No images are to be carried over; print all other material exactly as it stands.

─── Given data

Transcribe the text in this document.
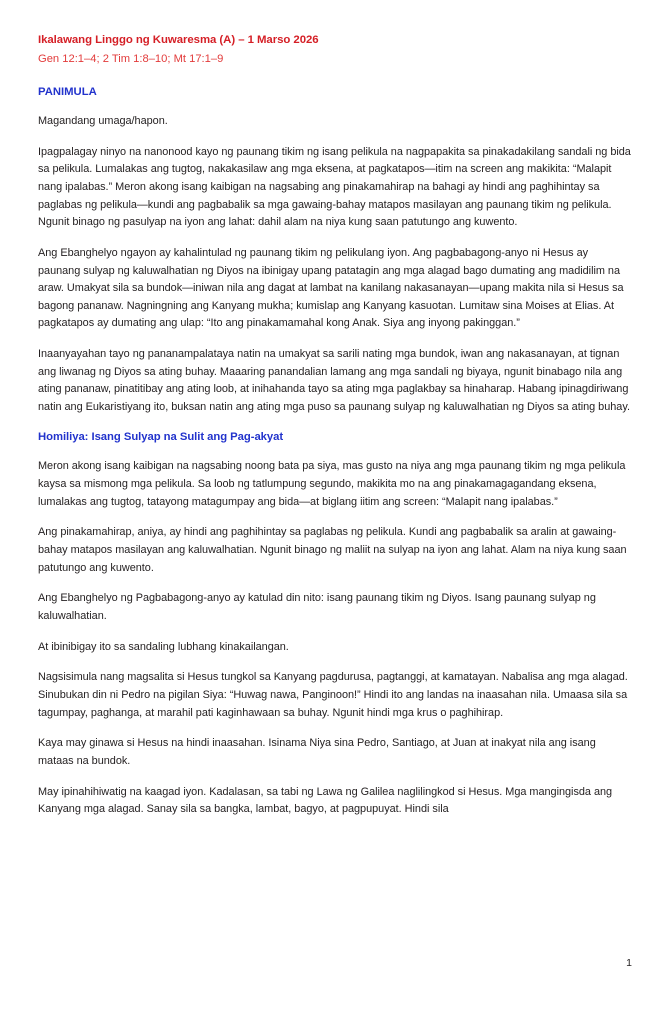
Ikalawang Linggo ng Kuwaresma (A) – 1 Marso 2026
Gen 12:1–4; 2 Tim 1:8–10; Mt 17:1–9
PANIMULA

Magandang umaga/hapon.

Ipagpalagay ninyo na nanonood kayo ng paunang tikim ng isang pelikula na nagpapakita sa pinakadakilang sandali ng bida sa pelikula. Lumalakas ang tugtog, nakakasilaw ang mga eksena, at pagkatapos—itim na screen ang makikita: “Malapit nang ipalabas.” Meron akong isang kaibigan na nagsabing ang pinakamahirap na bahagi ay hindi ang paghihintay sa paglabas ng pelikula—kundi ang pagbabalik sa mga gawaing-bahay matapos masilayan ang paunang tikim ng pelikula. Ngunit binago ng pasulyap na iyon ang lahat: dahil alam na niya kung saan patutungo ang kuwento.

Ang Ebanghelyo ngayon ay kahalintulad ng paunang tikim ng pelikulang iyon. Ang pagbabagong-anyo ni Hesus ay paunang sulyap ng kaluwalhatian ng Diyos na ibinigay upang patatagin ang mga alagad bago dumating ang madidilim na araw. Umakyat sila sa bundok—iniwan nila ang dagat at lambat na kanilang nakasanayan—upang makita nila si Hesus sa bagong pananaw. Nagningning ang Kanyang mukha; kumislap ang Kanyang kasuotan. Lumitaw sina Moises at Elias. At pagkatapos ay dumating ang ulap: “Ito ang pinakamamahal kong Anak. Siya ang inyong pakinggan.”

Inaanyayahan tayo ng pananampalataya natin na umakyat sa sarili nating mga bundok, iwan ang nakasanayan, at tignan ang liwanag ng Diyos sa ating buhay. Maaaring panandalian lamang ang mga sandali ng biyaya, ngunit binabago nila ang ating pananaw, pinatitibay ang ating loob, at inihahanda tayo sa ating mga paglakbay sa hinaharap. Habang ipinagdiriwang natin ang Eukaristiyang ito, buksan natin ang ating mga puso sa paunang sulyap ng kaluwalhatian ng Diyos sa ating buhay.

Homiliya: Isang Sulyap na Sulit ang Pag-akyat

Meron akong isang kaibigan na nagsabing noong bata pa siya, mas gusto na niya ang mga paunang tikim ng mga pelikula kaysa sa mismong mga pelikula. Sa loob ng tatlumpung segundo, makikita mo na ang pinakamagagandang eksena, lumalakas ang tugtog, tatayong matagumpay ang bida—at biglang iitim ang screen: “Malapit nang ipalabas.”

Ang pinakamahirap, aniya, ay hindi ang paghihintay sa paglabas ng pelikula. Kundi ang pagbabalik sa aralin at gawaing-bahay matapos masilayan ang kaluwalhatian. Ngunit binago ng maliit na sulyap na iyon ang lahat. Alam na niya kung saan patutungo ang kuwento.

Ang Ebanghelyo ng Pagbabagong-anyo ay katulad din nito: isang paunang tikim ng Diyos. Isang paunang sulyap ng kaluwalhatian.

At ibinibigay ito sa sandaling lubhang kinakailangan.

Nagsisimula nang magsalita si Hesus tungkol sa Kanyang pagdurusa, pagtanggi, at kamatayan. Nabalisa ang mga alagad. Sinubukan din ni Pedro na pigilan Siya: “Huwag nawa, Panginoon!” Hindi ito ang landas na inaasahan nila. Umaasa sila sa tagumpay, paghanga, at marahil pati kaginhawaan sa buhay. Ngunit hindi mga krus o paghihirap.

Kaya may ginawa si Hesus na hindi inaasahan. Isinama Niya sina Pedro, Santiago, at Juan at inakyat nila ang isang mataas na bundok.

May ipinahihiwatig na kaagad iyon. Kadalasan, sa tabi ng Lawa ng Galilea naglilingkod si Hesus. Mga mangingisda ang Kanyang mga alagad. Sanay sila sa bangka, lambat, bagyo, at pagpupuyat. Hindi sila

1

──────

◆ Worked answer
Transcribe the text in this document.
Ikalawang Linggo ng Kuwaresma (A) – 1 Marso 2026
Gen 12:1–4; 2 Tim 1:8–10; Mt 17:1–9
PANIMULA

Magandang umaga/hapon.

Ipagpalagay ninyo na nanonood kayo ng paunang tikim ng isang pelikula na nagpapakita sa pinakadakilang sandali ng bida sa pelikula. Lumalakas ang tugtog, nakakasilaw ang mga eksena, at pagkatapos—itim na screen ang makikita: “Malapit nang ipalabas.” Meron akong isang kaibigan na nagsabing ang pinakamahirap na bahagi ay hindi ang paghihintay sa paglabas ng pelikula—kundi ang pagbabalik sa mga gawaing-bahay matapos masilayan ang paunang tikim ng pelikula. Ngunit binago ng pasulyap na iyon ang lahat: dahil alam na niya kung saan patutungo ang kuwento.

Ang Ebanghelyo ngayon ay kahalintulad ng paunang tikim ng pelikulang iyon. Ang pagbabagong-anyo ni Hesus ay paunang sulyap ng kaluwalhatian ng Diyos na ibinigay upang patatagin ang mga alagad bago dumating ang madidilim na araw. Umakyat sila sa bundok—iniwan nila ang dagat at lambat na kanilang nakasanayan—upang makita nila si Hesus sa bagong pananaw. Nagningning ang Kanyang mukha; kumislap ang Kanyang kasuotan. Lumitaw sina Moises at Elias. At pagkatapos ay dumating ang ulap: “Ito ang pinakamamahal kong Anak. Siya ang inyong pakinggan.”

Inaanyayahan tayo ng pananampalataya natin na umakyat sa sarili nating mga bundok, iwan ang nakasanayan, at tignan ang liwanag ng Diyos sa ating buhay. Maaaring panandalian lamang ang mga sandali ng biyaya, ngunit binabago nila ang ating pananaw, pinatitibay ang ating loob, at inihahanda tayo sa ating mga paglakbay sa hinaharap. Habang ipinagdiriwang natin ang Eukaristiyang ito, buksan natin ang ating mga puso sa paunang sulyap ng kaluwalhatian ng Diyos sa ating buhay.

Homiliya: Isang Sulyap na Sulit ang Pag-akyat

Meron akong isang kaibigan na nagsabing noong bata pa siya, mas gusto na niya ang mga paunang tikim ng mga pelikula kaysa sa mismong mga pelikula. Sa loob ng tatlumpung segundo, makikita mo na ang pinakamagagandang eksena, lumalakas ang tugtog, tatayong matagumpay ang bida—at biglang iitim ang screen: “Malapit nang ipalabas.”

Ang pinakamahirap, aniya, ay hindi ang paghihintay sa paglabas ng pelikula. Kundi ang pagbabalik sa aralin at gawaing-bahay matapos masilayan ang kaluwalhatian. Ngunit binago ng maliit na sulyap na iyon ang lahat. Alam na niya kung saan patutungo ang kuwento.

Ang Ebanghelyo ng Pagbabagong-anyo ay katulad din nito: isang paunang tikim ng Diyos. Isang paunang sulyap ng kaluwalhatian.

At ibinibigay ito sa sandaling lubhang kinakailangan.

Nagsisimula nang magsalita si Hesus tungkol sa Kanyang pagdurusa, pagtanggi, at kamatayan. Nabalisa ang mga alagad. Sinubukan din ni Pedro na pigilan Siya: “Huwag nawa, Panginoon!” Hindi ito ang landas na inaasahan nila. Umaasa sila sa tagumpay, paghanga, at marahil pati kaginhawaan sa buhay. Ngunit hindi mga krus o paghihirap.

Kaya may ginawa si Hesus na hindi inaasahan. Isinama Niya sina Pedro, Santiago, at Juan at inakyat nila ang isang mataas na bundok.

May ipinahihiwatig na kaagad iyon. Kadalasan, sa tabi ng Lawa ng Galilea naglilingkod si Hesus. Mga mangingisda ang Kanyang mga alagad. Sanay sila sa bangka, lambat, bagyo, at pagpupuyat. Hindi sila

1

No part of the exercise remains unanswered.